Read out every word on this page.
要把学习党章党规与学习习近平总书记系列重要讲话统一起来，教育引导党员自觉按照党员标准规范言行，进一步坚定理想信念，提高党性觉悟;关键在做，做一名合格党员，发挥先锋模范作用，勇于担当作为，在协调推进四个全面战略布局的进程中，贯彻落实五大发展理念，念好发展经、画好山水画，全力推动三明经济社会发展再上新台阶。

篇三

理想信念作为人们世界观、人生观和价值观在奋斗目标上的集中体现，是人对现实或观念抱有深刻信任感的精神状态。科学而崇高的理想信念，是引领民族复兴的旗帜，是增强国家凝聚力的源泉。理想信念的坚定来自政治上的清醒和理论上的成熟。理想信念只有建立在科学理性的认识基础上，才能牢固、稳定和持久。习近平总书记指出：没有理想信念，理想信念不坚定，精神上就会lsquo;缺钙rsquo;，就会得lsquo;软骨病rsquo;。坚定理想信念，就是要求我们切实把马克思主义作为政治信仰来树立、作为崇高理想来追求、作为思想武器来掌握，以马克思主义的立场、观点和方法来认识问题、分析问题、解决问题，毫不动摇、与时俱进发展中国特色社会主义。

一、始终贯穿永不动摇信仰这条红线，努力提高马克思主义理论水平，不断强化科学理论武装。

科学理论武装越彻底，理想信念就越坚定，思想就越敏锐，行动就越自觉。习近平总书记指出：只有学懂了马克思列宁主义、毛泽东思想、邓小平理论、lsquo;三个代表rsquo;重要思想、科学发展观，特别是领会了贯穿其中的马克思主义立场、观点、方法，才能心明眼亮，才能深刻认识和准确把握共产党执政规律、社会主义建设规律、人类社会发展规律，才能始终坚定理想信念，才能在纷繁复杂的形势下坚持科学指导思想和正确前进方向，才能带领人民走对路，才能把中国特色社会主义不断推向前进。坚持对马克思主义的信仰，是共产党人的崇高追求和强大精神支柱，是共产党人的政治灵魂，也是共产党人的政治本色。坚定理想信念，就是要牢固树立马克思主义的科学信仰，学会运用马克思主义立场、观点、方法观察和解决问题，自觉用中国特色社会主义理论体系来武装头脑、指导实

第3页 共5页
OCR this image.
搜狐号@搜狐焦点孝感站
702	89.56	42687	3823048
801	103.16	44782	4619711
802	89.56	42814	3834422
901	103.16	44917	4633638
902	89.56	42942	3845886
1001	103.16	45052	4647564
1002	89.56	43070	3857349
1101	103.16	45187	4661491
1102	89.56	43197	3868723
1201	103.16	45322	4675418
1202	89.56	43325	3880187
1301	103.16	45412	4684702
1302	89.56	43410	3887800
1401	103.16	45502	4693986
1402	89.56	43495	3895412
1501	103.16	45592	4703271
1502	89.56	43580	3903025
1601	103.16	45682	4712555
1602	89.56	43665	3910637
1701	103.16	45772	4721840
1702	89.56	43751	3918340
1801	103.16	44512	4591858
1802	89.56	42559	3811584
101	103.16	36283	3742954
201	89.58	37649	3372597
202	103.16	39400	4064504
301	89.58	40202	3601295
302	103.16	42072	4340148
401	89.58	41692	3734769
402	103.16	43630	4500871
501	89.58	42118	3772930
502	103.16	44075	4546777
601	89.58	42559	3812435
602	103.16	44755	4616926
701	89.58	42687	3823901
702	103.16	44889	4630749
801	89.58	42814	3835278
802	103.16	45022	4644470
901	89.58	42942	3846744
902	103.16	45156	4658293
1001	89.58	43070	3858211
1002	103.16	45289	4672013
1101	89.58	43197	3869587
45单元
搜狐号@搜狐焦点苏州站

■ ■ ■ ■ ■ ■ ■

**Exercise directions:** Each line in the listing above that contains "习近平总书记指出" should be copied.

**Solution for this problem:**
理想信念作为人们世界观、人生观和价值观在奋斗目标上的集中体现，是人对现实或观念抱有深刻信任感的精神状态。科学而崇高的理想信念，是引领民族复兴的旗帜，是增强国家凝聚力的源泉。理想信念的坚定来自政治上的清醒和理论上的成熟。理想信念只有建立在科学理性的认识基础上，才能牢固、稳定和持久。习近平总书记指出：没有理想信念，理想信念不坚定，精神上就会lsquo;缺钙rsquo;，就会得lsquo;软骨病rsquo;。坚定理想信念，就是要求我们切实把马克思主义作为政治信仰来树立、作为崇高理想来追求、作为思想武器来掌握，以马克思主义的立场、观点和方法来认识问题、分析问题、解决问题，毫不动摇、与时俱进发展中国特色社会主义。
科学理论武装越彻底，理想信念就越坚定，思想就越敏锐，行动就越自觉。习近平总书记指出：只有学懂了马克思列宁主义、毛泽东思想、邓小平理论、lsquo;三个代表rsquo;重要思想、科学发展观，特别是领会了贯穿其中的马克思主义立场、观点、方法，才能心明眼亮，才能深刻认识和准确把握共产党执政规律、社会主义建设规律、人类社会发展规律，才能始终坚定理想信念，才能在纷繁复杂的形势下坚持科学指导思想和正确前进方向，才能带领人民走对路，才能把中国特色社会主义不断推向前进。坚持对马克思主义的信仰，是共产党人的崇高追求和强大精神支柱，是共产党人的政治灵魂，也是共产党人的政治本色。坚定理想信念，就是要牢固树立马克思主义的科学信仰，学会运用马克思主义立场、观点、方法观察和解决问题，自觉用中国特色社会主义理论体系来武装头脑、指导实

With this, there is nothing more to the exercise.